Data records
━━━━━━
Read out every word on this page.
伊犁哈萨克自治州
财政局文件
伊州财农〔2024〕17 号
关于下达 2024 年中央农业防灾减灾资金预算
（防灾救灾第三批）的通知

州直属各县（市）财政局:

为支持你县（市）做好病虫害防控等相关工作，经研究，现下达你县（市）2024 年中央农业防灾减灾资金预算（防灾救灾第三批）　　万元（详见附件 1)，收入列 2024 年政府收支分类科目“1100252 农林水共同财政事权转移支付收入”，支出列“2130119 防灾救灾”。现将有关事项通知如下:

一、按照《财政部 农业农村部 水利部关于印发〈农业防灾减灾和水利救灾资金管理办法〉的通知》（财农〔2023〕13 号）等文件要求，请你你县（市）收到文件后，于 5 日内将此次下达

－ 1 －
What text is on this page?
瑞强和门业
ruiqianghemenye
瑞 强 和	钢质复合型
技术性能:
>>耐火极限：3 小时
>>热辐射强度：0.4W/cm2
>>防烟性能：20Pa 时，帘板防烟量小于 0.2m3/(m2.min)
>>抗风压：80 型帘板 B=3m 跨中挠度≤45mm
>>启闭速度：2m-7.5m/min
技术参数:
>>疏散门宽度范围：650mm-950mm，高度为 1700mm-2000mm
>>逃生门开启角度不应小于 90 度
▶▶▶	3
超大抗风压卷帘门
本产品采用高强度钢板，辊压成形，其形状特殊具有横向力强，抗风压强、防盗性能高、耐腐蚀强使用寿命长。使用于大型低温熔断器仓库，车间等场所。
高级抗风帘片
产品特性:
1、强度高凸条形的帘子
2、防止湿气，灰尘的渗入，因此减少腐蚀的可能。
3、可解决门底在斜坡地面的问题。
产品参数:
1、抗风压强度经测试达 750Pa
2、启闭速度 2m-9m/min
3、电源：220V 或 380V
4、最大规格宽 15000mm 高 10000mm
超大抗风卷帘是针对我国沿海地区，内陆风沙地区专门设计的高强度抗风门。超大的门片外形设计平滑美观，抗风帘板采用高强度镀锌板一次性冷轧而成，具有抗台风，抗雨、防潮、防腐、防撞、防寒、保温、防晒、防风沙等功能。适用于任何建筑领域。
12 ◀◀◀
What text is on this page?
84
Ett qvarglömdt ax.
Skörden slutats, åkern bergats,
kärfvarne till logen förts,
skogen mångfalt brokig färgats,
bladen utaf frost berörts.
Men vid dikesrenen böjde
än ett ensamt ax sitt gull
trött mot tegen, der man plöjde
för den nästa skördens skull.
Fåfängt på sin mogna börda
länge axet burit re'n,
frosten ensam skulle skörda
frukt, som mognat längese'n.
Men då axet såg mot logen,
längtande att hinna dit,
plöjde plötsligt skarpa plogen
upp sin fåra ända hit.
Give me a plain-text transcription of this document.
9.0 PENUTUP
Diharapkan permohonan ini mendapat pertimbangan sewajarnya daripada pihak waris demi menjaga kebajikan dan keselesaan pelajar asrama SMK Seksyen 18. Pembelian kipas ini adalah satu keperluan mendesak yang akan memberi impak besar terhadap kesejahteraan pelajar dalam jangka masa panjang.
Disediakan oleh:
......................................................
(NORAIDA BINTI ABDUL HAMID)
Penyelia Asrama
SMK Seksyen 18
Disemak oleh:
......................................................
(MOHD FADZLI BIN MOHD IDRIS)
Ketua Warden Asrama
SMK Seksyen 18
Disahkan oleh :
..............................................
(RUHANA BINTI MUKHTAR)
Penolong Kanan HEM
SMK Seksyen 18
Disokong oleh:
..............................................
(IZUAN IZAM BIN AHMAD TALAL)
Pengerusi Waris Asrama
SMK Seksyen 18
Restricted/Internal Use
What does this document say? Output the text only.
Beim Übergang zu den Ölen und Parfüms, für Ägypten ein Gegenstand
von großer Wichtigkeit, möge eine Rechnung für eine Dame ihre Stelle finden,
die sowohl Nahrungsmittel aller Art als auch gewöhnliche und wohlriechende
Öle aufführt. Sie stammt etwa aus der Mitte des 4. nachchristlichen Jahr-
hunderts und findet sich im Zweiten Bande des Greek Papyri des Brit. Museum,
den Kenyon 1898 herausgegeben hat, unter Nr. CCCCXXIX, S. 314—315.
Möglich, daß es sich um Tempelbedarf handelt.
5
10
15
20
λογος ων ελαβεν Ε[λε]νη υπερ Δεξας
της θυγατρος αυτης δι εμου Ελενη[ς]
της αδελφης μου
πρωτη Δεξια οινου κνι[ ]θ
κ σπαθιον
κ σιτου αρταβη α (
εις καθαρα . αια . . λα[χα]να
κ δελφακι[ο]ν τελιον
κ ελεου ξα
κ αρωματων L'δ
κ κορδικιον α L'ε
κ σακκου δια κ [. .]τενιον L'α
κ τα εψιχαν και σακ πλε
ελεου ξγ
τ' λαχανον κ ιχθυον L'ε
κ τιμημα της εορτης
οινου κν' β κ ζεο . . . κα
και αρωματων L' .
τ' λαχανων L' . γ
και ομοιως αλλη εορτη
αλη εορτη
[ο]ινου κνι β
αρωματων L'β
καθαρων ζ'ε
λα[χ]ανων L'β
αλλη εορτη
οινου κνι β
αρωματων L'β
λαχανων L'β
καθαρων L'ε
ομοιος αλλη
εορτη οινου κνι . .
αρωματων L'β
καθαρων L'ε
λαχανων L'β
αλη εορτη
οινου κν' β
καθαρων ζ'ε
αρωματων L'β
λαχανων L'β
━━━━━━
● **OBJECTIVE**
Hand back the material above in full, exactly as written.

● **RESULT**
Read out every word on this page.
伊犁哈萨克自治州
财政局文件
伊州财农〔2024〕17 号
关于下达 2024 年中央农业防灾减灾资金预算
（防灾救灾第三批）的通知

州直属各县（市）财政局:

为支持你县（市）做好病虫害防控等相关工作，经研究，现下达你县（市）2024 年中央农业防灾减灾资金预算（防灾救灾第三批）　　万元（详见附件 1)，收入列 2024 年政府收支分类科目“1100252 农林水共同财政事权转移支付收入”，支出列“2130119 防灾救灾”。现将有关事项通知如下:

一、按照《财政部 农业农村部 水利部关于印发〈农业防灾减灾和水利救灾资金管理办法〉的通知》（财农〔2023〕13 号）等文件要求，请你你县（市）收到文件后，于 5 日内将此次下达

－ 1 －
What text is on this page?
瑞强和门业
ruiqianghemenye
瑞 强 和	钢质复合型
技术性能:
>>耐火极限：3 小时
>>热辐射强度：0.4W/cm2
>>防烟性能：20Pa 时，帘板防烟量小于 0.2m3/(m2.min)
>>抗风压：80 型帘板 B=3m 跨中挠度≤45mm
>>启闭速度：2m-7.5m/min
技术参数:
>>疏散门宽度范围：650mm-950mm，高度为 1700mm-2000mm
>>逃生门开启角度不应小于 90 度
▶▶▶	3
超大抗风压卷帘门
本产品采用高强度钢板，辊压成形，其形状特殊具有横向力强，抗风压强、防盗性能高、耐腐蚀强使用寿命长。使用于大型低温熔断器仓库，车间等场所。
高级抗风帘片
产品特性:
1、强度高凸条形的帘子
2、防止湿气，灰尘的渗入，因此减少腐蚀的可能。
3、可解决门底在斜坡地面的问题。
产品参数:
1、抗风压强度经测试达 750Pa
2、启闭速度 2m-9m/min
3、电源：220V 或 380V
4、最大规格宽 15000mm 高 10000mm
超大抗风卷帘是针对我国沿海地区，内陆风沙地区专门设计的高强度抗风门。超大的门片外形设计平滑美观，抗风帘板采用高强度镀锌板一次性冷轧而成，具有抗台风，抗雨、防潮、防腐、防撞、防寒、保温、防晒、防风沙等功能。适用于任何建筑领域。
12 ◀◀◀
What text is on this page?
84
Ett qvarglömdt ax.
Skörden slutats, åkern bergats,
kärfvarne till logen förts,
skogen mångfalt brokig färgats,
bladen utaf frost berörts.
Men vid dikesrenen böjde
än ett ensamt ax sitt gull
trött mot tegen, der man plöjde
för den nästa skördens skull.
Fåfängt på sin mogna börda
länge axet burit re'n,
frosten ensam skulle skörda
frukt, som mognat längese'n.
Men då axet såg mot logen,
längtande att hinna dit,
plöjde plötsligt skarpa plogen
upp sin fåra ända hit.
Give me a plain-text transcription of this document.
9.0 PENUTUP
Diharapkan permohonan ini mendapat pertimbangan sewajarnya daripada pihak waris demi menjaga kebajikan dan keselesaan pelajar asrama SMK Seksyen 18. Pembelian kipas ini adalah satu keperluan mendesak yang akan memberi impak besar terhadap kesejahteraan pelajar dalam jangka masa panjang.
Disediakan oleh:
......................................................
(NORAIDA BINTI ABDUL HAMID)
Penyelia Asrama
SMK Seksyen 18
Disemak oleh:
......................................................
(MOHD FADZLI BIN MOHD IDRIS)
Ketua Warden Asrama
SMK Seksyen 18
Disahkan oleh :
..............................................
(RUHANA BINTI MUKHTAR)
Penolong Kanan HEM
SMK Seksyen 18
Disokong oleh:
..............................................
(IZUAN IZAM BIN AHMAD TALAL)
Pengerusi Waris Asrama
SMK Seksyen 18
Restricted/Internal Use
What does this document say? Output the text only.
Beim Übergang zu den Ölen und Parfüms, für Ägypten ein Gegenstand
von großer Wichtigkeit, möge eine Rechnung für eine Dame ihre Stelle finden,
die sowohl Nahrungsmittel aller Art als auch gewöhnliche und wohlriechende
Öle aufführt. Sie stammt etwa aus der Mitte des 4. nachchristlichen Jahr-
hunderts und findet sich im Zweiten Bande des Greek Papyri des Brit. Museum,
den Kenyon 1898 herausgegeben hat, unter Nr. CCCCXXIX, S. 314—315.
Möglich, daß es sich um Tempelbedarf handelt.
5
10
15
20
λογος ων ελαβεν Ε[λε]νη υπερ Δεξας
της θυγατρος αυτης δι εμου Ελενη[ς]
της αδελφης μου
πρωτη Δεξια οινου κνι[ ]θ
κ σπαθιον
κ σιτου αρταβη α (
εις καθαρα . αια . . λα[χα]να
κ δελφακι[ο]ν τελιον
κ ελεου ξα
κ αρωματων L'δ
κ κορδικιον α L'ε
κ σακκου δια κ [. .]τενιον L'α
κ τα εψιχαν και σακ πλε
ελεου ξγ
τ' λαχανον κ ιχθυον L'ε
κ τιμημα της εορτης
οινου κν' β κ ζεο . . . κα
και αρωματων L' .
τ' λαχανων L' . γ
και ομοιως αλλη εορτη
αλη εορτη
[ο]ινου κνι β
αρωματων L'β
καθαρων ζ'ε
λα[χ]ανων L'β
αλλη εορτη
οινου κνι β
αρωματων L'β
λαχανων L'β
καθαρων L'ε
ομοιος αλλη
εορτη οινου κνι . .
αρωματων L'β
καθαρων L'ε
λαχανων L'β
αλη εορτη
οινου κν' β
καθαρων ζ'ε
αρωματων L'β
λαχανων L'β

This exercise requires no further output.